— Start —

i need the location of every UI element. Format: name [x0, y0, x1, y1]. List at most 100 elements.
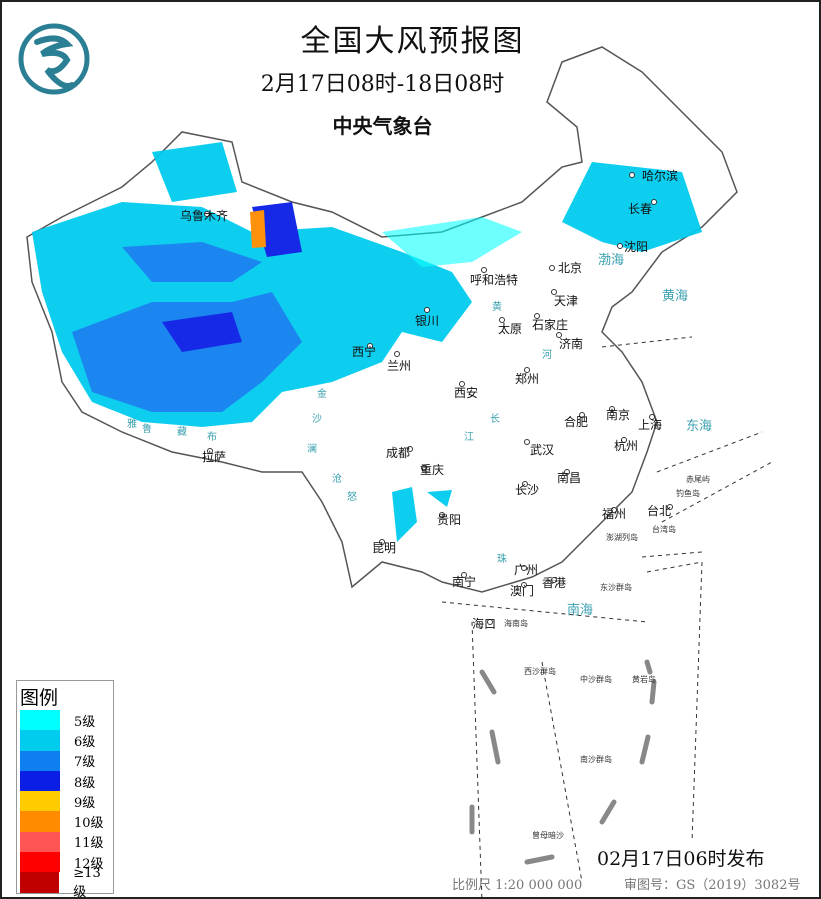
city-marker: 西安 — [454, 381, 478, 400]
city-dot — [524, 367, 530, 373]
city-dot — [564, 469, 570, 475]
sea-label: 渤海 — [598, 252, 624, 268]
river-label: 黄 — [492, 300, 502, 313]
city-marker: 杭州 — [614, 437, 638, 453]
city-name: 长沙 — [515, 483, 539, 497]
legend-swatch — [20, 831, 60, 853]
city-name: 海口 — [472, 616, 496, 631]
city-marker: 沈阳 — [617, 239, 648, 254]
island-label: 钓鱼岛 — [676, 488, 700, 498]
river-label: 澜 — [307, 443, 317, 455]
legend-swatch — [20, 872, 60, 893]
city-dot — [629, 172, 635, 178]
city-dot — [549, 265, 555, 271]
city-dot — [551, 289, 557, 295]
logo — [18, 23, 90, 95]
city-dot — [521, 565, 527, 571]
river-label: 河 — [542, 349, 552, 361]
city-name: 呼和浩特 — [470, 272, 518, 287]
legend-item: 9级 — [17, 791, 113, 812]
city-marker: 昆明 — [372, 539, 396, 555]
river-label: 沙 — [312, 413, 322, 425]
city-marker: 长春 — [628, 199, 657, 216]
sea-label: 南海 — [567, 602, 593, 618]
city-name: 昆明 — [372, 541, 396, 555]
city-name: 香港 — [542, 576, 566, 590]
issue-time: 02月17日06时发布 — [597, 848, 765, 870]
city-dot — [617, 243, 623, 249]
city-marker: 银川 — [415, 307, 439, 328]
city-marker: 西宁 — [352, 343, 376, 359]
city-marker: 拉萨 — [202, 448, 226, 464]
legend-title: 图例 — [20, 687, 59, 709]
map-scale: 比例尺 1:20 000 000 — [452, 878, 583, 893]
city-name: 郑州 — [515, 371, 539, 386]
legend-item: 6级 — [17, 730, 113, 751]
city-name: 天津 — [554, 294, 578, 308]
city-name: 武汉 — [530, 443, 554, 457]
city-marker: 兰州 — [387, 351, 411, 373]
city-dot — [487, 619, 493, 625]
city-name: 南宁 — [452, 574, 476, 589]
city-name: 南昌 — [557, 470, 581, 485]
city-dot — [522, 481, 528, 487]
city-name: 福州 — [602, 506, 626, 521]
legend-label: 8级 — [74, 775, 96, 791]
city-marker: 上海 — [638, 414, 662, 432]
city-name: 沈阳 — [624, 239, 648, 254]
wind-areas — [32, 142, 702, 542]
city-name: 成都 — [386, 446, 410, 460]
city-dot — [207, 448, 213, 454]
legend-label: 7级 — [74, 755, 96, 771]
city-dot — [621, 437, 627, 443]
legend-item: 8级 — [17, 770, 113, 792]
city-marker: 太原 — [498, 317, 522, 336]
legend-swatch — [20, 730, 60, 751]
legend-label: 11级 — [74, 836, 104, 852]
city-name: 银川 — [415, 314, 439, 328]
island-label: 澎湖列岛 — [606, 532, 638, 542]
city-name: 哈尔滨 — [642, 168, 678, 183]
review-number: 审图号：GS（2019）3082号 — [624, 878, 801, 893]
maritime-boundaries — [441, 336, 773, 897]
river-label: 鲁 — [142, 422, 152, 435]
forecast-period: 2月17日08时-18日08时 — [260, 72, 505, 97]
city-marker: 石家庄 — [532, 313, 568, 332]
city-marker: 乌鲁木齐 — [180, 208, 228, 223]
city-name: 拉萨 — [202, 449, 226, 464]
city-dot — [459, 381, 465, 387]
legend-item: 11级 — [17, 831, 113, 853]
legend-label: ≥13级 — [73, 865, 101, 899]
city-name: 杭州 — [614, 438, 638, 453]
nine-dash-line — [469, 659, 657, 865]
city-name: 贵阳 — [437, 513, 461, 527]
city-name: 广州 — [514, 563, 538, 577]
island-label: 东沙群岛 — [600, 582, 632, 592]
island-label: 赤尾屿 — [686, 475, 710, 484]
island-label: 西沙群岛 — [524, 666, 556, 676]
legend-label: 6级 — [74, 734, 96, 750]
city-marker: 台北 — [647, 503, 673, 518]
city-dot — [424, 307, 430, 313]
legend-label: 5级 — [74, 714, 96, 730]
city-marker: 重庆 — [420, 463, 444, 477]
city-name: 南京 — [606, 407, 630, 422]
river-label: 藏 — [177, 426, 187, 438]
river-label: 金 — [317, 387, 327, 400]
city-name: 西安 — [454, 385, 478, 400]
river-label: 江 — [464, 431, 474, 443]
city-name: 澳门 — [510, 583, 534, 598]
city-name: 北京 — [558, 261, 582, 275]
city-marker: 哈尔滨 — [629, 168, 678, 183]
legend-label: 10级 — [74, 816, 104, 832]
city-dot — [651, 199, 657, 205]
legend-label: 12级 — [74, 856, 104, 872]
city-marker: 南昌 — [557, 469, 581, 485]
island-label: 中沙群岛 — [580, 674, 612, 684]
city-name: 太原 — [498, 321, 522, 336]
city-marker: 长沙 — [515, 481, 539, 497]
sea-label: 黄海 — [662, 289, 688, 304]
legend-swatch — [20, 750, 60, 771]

— End —

• EXERCISE PROMPT
Arrange every line of the listing above as a JSON list of strings, one string per line, with blank lines left out. Leave the picture out of the answer.

• SOLUTION TO THE PROBLEM
[
  "i need the location of every UI element. Format: name [x0, y0, x1, y1]. List at most 100 elements.",
  "city-marker: 西安 — [454, 381, 478, 400]",
  "city-dot — [524, 367, 530, 373]",
  "city-dot — [564, 469, 570, 475]",
  "sea-label: 渤海 — [598, 252, 624, 268]",
  "river-label: 黄 — [492, 300, 502, 313]",
  "city-marker: 杭州 — [614, 437, 638, 453]",
  "city-name: 长沙 — [515, 483, 539, 497]",
  "legend-swatch — [20, 831, 60, 853]",
  "city-name: 海口 — [472, 616, 496, 631]",
  "city-marker: 沈阳 — [617, 239, 648, 254]",
  "island-label: 钓鱼岛 — [676, 488, 700, 498]",
  "river-label: 澜 — [307, 443, 317, 455]",
  "legend-swatch — [20, 872, 60, 893]",
  "city-dot — [629, 172, 635, 178]",
  "city-dot — [549, 265, 555, 271]",
  "city-dot — [551, 289, 557, 295]",
  "logo — [18, 23, 90, 95]",
  "city-dot — [521, 565, 527, 571]",
  "river-label: 河 — [542, 349, 552, 361]",
  "city-name: 呼和浩特 — [470, 272, 518, 287]",
  "legend-item: 9级 — [17, 791, 113, 812]",
  "city-marker: 昆明 — [372, 539, 396, 555]",
  "river-label: 沙 — [312, 413, 322, 425]",
  "city-marker: 长春 — [628, 199, 657, 216]",
  "sea-label: 南海 — [567, 602, 593, 618]",
  "city-name: 昆明 — [372, 541, 396, 555]",
  "city-name: 香港 — [542, 576, 566, 590]",
  "issue-time: 02月17日06时发布 — [597, 848, 765, 870]",
  "city-dot — [617, 243, 623, 249]",
  "city-marker: 银川 — [415, 307, 439, 328]",
  "city-marker: 西宁 — [352, 343, 376, 359]",
  "city-marker: 拉萨 — [202, 448, 226, 464]",
  "legend-title: 图例 — [20, 687, 59, 709]",
  "map-scale: 比例尺 1:20 000 000 — [452, 878, 583, 893]",
  "city-name: 郑州 — [515, 371, 539, 386]",
  "legend-item: 6级 — [17, 730, 113, 751]",
  "city-name: 天津 — [554, 294, 578, 308]",
  "city-name: 武汉 — [530, 443, 554, 457]",
  "city-marker: 兰州 — [387, 351, 411, 373]",
  "city-dot — [487, 619, 493, 625]",
  "city-name: 南宁 — [452, 574, 476, 589]",
  "city-name: 南昌 — [557, 470, 581, 485]",
  "city-dot — [522, 481, 528, 487]",
  "city-name: 福州 — [602, 506, 626, 521]",
  "legend-label: 8级 — [74, 775, 96, 791]",
  "city-marker: 上海 — [638, 414, 662, 432]",
  "city-name: 沈阳 — [624, 239, 648, 254]",
  "wind-areas — [32, 142, 702, 542]",
  "city-name: 成都 — [386, 446, 410, 460]",
  "city-dot — [207, 448, 213, 454]",
  "legend-label: 7级 — [74, 755, 96, 771]",
  "city-dot — [621, 437, 627, 443]",
  "legend-item: 8级 — [17, 770, 113, 792]",
  "city-marker: 太原 — [498, 317, 522, 336]",
  "legend-swatch — [20, 730, 60, 751]",
  "legend-label: 11级 — [74, 836, 104, 852]",
  "city-name: 银川 — [415, 314, 439, 328]",
  "island-label: 澎湖列岛 — [606, 532, 638, 542]",
  "city-name: 哈尔滨 — [642, 168, 678, 183]",
  "review-number: 审图号：GS（2019）3082号 — [624, 878, 801, 893]",
  "maritime-boundaries — [441, 336, 773, 897]",
  "river-label: 鲁 — [142, 422, 152, 435]",
  "forecast-period: 2月17日08时-18日08时 — [260, 72, 505, 97]",
  "city-marker: 石家庄 — [532, 313, 568, 332]",
  "city-marker: 乌鲁木齐 — [180, 208, 228, 223]",
  "city-name: 拉萨 — [202, 449, 226, 464]",
  "city-dot — [459, 381, 465, 387]",
  "legend-item: 11级 — [17, 831, 113, 853]",
  "legend-label: ≥13级 — [73, 865, 101, 899]",
  "city-name: 杭州 — [614, 438, 638, 453]",
  "nine-dash-line — [469, 659, 657, 865]",
  "city-name: 贵阳 — [437, 513, 461, 527]",
  "city-name: 广州 — [514, 563, 538, 577]",
  "island-label: 东沙群岛 — [600, 582, 632, 592]",
  "island-label: 赤尾屿 — [686, 475, 710, 484]",
  "island-label: 西沙群岛 — [524, 666, 556, 676]",
  "legend-label: 6级 — [74, 734, 96, 750]",
  "city-marker: 台北 — [647, 503, 673, 518]",
  "city-dot — [424, 307, 430, 313]",
  "legend-label: 5级 — [74, 714, 96, 730]",
  "city-marker: 重庆 — [420, 463, 444, 477]",
  "city-name: 南京 — [606, 407, 630, 422]",
  "river-label: 藏 — [177, 426, 187, 438]",
  "river-label: 金 — [317, 387, 327, 400]",
  "city-name: 西安 — [454, 385, 478, 400]",
  "river-label: 江 — [464, 431, 474, 443]",
  "city-name: 澳门 — [510, 583, 534, 598]",
  "city-name: 北京 — [558, 261, 582, 275]",
  "city-marker: 哈尔滨 — [629, 168, 678, 183]",
  "legend-label: 10级 — [74, 816, 104, 832]",
  "city-dot — [651, 199, 657, 205]",
  "legend-label: 12级 — [74, 856, 104, 872]",
  "city-marker: 南昌 — [557, 469, 581, 485]",
  "island-label: 中沙群岛 — [580, 674, 612, 684]",
  "city-name: 太原 — [498, 321, 522, 336]",
  "city-marker: 长沙 — [515, 481, 539, 497]",
  "sea-label: 黄海 — [662, 289, 688, 304]",
  "legend-swatch — [20, 750, 60, 771]"
]